Brief:
Copy all lines that contain the word "Blue".

(Excerpts from a figure dataset)
************

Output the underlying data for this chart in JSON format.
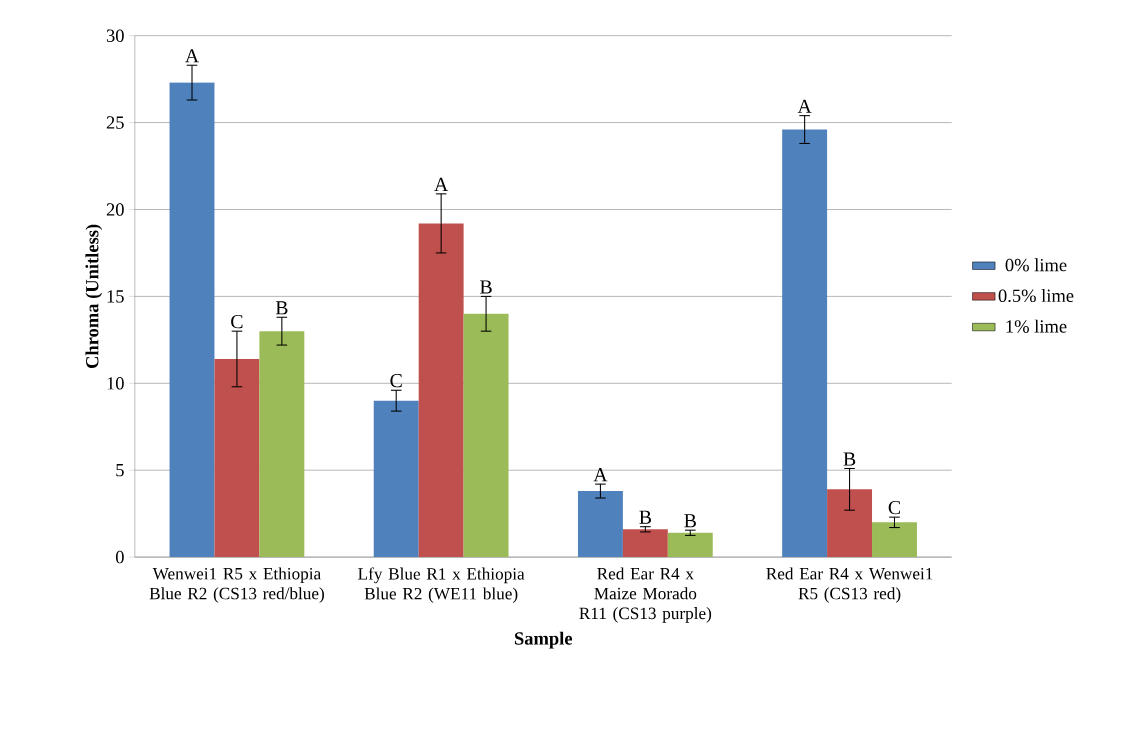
{
  "chart_data": {
    "type": "bar",
    "xlabel": "Sample",
    "ylabel": "Chroma (Unitless)",
    "categories": [
      "Wenwei1 R5 x Ethiopia Blue R2 (CS13 red/blue)",
      "Lfy Blue R1 x Ethiopia Blue R2 (WE11 blue)",
      "Red Ear R4 x Maize Morado R11 (CS13 purple)",
      "Red Ear R4 x Wenwei1 R5 (CS13 red)"
    ],
    "ylim": [
      0,
      30
    ],
    "yticks": [
      0,
      5,
      10,
      15,
      20,
      25,
      30
    ],
    "grid": "y",
    "legend": "right",
    "series": [
      {
        "name": "0% lime",
        "color": "#4f81bd",
        "values": [
          27.3,
          9.0,
          3.8,
          24.6
        ],
        "errors": [
          1.0,
          0.6,
          0.4,
          0.8
        ],
        "value_labels": [
          "A",
          "C",
          "A",
          "A"
        ]
      },
      {
        "name": "0.5% lime",
        "color": "#c0504d",
        "values": [
          11.4,
          19.2,
          1.6,
          3.9
        ],
        "errors": [
          1.6,
          1.7,
          0.15,
          1.2
        ],
        "value_labels": [
          "C",
          "A",
          "B",
          "B"
        ]
      },
      {
        "name": "1% lime",
        "color": "#9bbb59",
        "values": [
          13.0,
          14.0,
          1.4,
          2.0
        ],
        "errors": [
          0.8,
          1.0,
          0.15,
          0.3
        ],
        "value_labels": [
          "B",
          "B",
          "B",
          "C"
        ]
      }
    ]
  }
}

************

Finished exercise:
      "Wenwei1 R5 x Ethiopia Blue R2 (CS13 red/blue)",
      "Lfy Blue R1 x Ethiopia Blue R2 (WE11 blue)",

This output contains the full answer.